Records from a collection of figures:
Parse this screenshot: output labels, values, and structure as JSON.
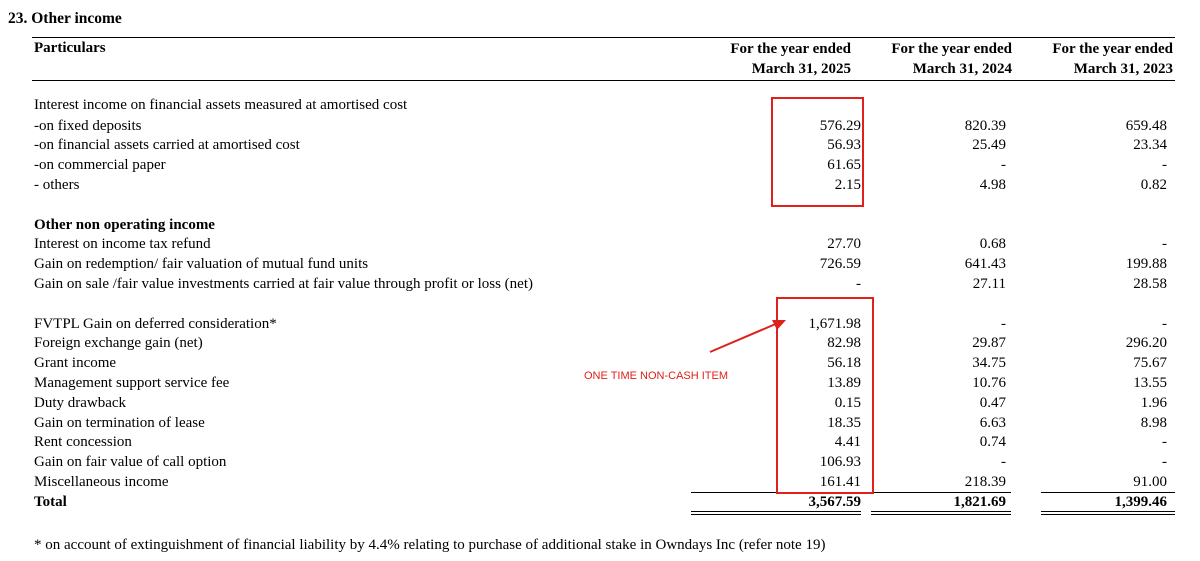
{
  "note": {
    "title": "23. Other income",
    "particulars_header": "Particulars",
    "columns": [
      {
        "line1": "For the year ended",
        "line2": "March 31, 2025"
      },
      {
        "line1": "For the year ended",
        "line2": "March 31, 2024"
      },
      {
        "line1": "For the year ended",
        "line2": "March 31, 2023"
      }
    ],
    "rows": [
      {
        "label": "Interest income on financial assets measured at amortised cost",
        "v": [
          "",
          "",
          ""
        ]
      },
      {
        "label": "-on fixed deposits",
        "v": [
          "576.29",
          "820.39",
          "659.48"
        ]
      },
      {
        "label": "-on financial assets carried at amortised cost",
        "v": [
          "56.93",
          "25.49",
          "23.34"
        ]
      },
      {
        "label": "-on commercial paper",
        "v": [
          "61.65",
          "-",
          "-"
        ]
      },
      {
        "label": "- others",
        "v": [
          "2.15",
          "4.98",
          "0.82"
        ]
      },
      {
        "label": "Other non operating income",
        "v": [
          "",
          "",
          ""
        ]
      },
      {
        "label": "Interest on income tax refund",
        "v": [
          "27.70",
          "0.68",
          "-"
        ]
      },
      {
        "label": "Gain on redemption/ fair valuation of mutual fund units",
        "v": [
          "726.59",
          "641.43",
          "199.88"
        ]
      },
      {
        "label": "Gain on sale /fair value investments carried at fair value through profit or loss (net)",
        "v": [
          "-",
          "27.11",
          "28.58"
        ]
      },
      {
        "label": "FVTPL Gain on deferred consideration*",
        "v": [
          "1,671.98",
          "-",
          "-"
        ]
      },
      {
        "label": "Foreign exchange gain (net)",
        "v": [
          "82.98",
          "29.87",
          "296.20"
        ]
      },
      {
        "label": "Grant income",
        "v": [
          "56.18",
          "34.75",
          "75.67"
        ]
      },
      {
        "label": "Management support service fee",
        "v": [
          "13.89",
          "10.76",
          "13.55"
        ]
      },
      {
        "label": "Duty drawback",
        "v": [
          "0.15",
          "0.47",
          "1.96"
        ]
      },
      {
        "label": "Gain on termination of lease",
        "v": [
          "18.35",
          "6.63",
          "8.98"
        ]
      },
      {
        "label": "Rent concession",
        "v": [
          "4.41",
          "0.74",
          "-"
        ]
      },
      {
        "label": "Gain on fair value of call option",
        "v": [
          "106.93",
          "-",
          "-"
        ]
      },
      {
        "label": "Miscellaneous income",
        "v": [
          "161.41",
          "218.39",
          "91.00"
        ]
      }
    ],
    "total": {
      "label": "Total",
      "v": [
        "3,567.59",
        "1,821.69",
        "1,399.46"
      ]
    },
    "footnote": "* on account of extinguishment of financial liability by 4.4% relating to purchase of additional stake in Owndays Inc (refer note 19)"
  },
  "annotation": {
    "text": "ONE TIME NON-CASH ITEM",
    "color": "#e0201b"
  }
}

The task: Reproduce every line precisely as given, omitting all pictures.

Result of this task:
Parse this screenshot: output labels, values, and structure as JSON.
{
  "note": {
    "title": "23. Other income",
    "particulars_header": "Particulars",
    "columns": [
      {
        "line1": "For the year ended",
        "line2": "March 31, 2025"
      },
      {
        "line1": "For the year ended",
        "line2": "March 31, 2024"
      },
      {
        "line1": "For the year ended",
        "line2": "March 31, 2023"
      }
    ],
    "rows": [
      {
        "label": "Interest income on financial assets measured at amortised cost",
        "v": [
          "",
          "",
          ""
        ]
      },
      {
        "label": "-on fixed deposits",
        "v": [
          "576.29",
          "820.39",
          "659.48"
        ]
      },
      {
        "label": "-on financial assets carried at amortised cost",
        "v": [
          "56.93",
          "25.49",
          "23.34"
        ]
      },
      {
        "label": "-on commercial paper",
        "v": [
          "61.65",
          "-",
          "-"
        ]
      },
      {
        "label": "- others",
        "v": [
          "2.15",
          "4.98",
          "0.82"
        ]
      },
      {
        "label": "Other non operating income",
        "v": [
          "",
          "",
          ""
        ]
      },
      {
        "label": "Interest on income tax refund",
        "v": [
          "27.70",
          "0.68",
          "-"
        ]
      },
      {
        "label": "Gain on redemption/ fair valuation of mutual fund units",
        "v": [
          "726.59",
          "641.43",
          "199.88"
        ]
      },
      {
        "label": "Gain on sale /fair value investments carried at fair value through profit or loss (net)",
        "v": [
          "-",
          "27.11",
          "28.58"
        ]
      },
      {
        "label": "FVTPL Gain on deferred consideration*",
        "v": [
          "1,671.98",
          "-",
          "-"
        ]
      },
      {
        "label": "Foreign exchange gain (net)",
        "v": [
          "82.98",
          "29.87",
          "296.20"
        ]
      },
      {
        "label": "Grant income",
        "v": [
          "56.18",
          "34.75",
          "75.67"
        ]
      },
      {
        "label": "Management support service fee",
        "v": [
          "13.89",
          "10.76",
          "13.55"
        ]
      },
      {
        "label": "Duty drawback",
        "v": [
          "0.15",
          "0.47",
          "1.96"
        ]
      },
      {
        "label": "Gain on termination of lease",
        "v": [
          "18.35",
          "6.63",
          "8.98"
        ]
      },
      {
        "label": "Rent concession",
        "v": [
          "4.41",
          "0.74",
          "-"
        ]
      },
      {
        "label": "Gain on fair value of call option",
        "v": [
          "106.93",
          "-",
          "-"
        ]
      },
      {
        "label": "Miscellaneous income",
        "v": [
          "161.41",
          "218.39",
          "91.00"
        ]
      }
    ],
    "total": {
      "label": "Total",
      "v": [
        "3,567.59",
        "1,821.69",
        "1,399.46"
      ]
    },
    "footnote": "* on account of extinguishment of financial liability by 4.4% relating to purchase of additional stake in Owndays Inc (refer note 19)"
  },
  "annotation": {
    "text": "ONE TIME NON-CASH ITEM",
    "color": "#e0201b"
  }
}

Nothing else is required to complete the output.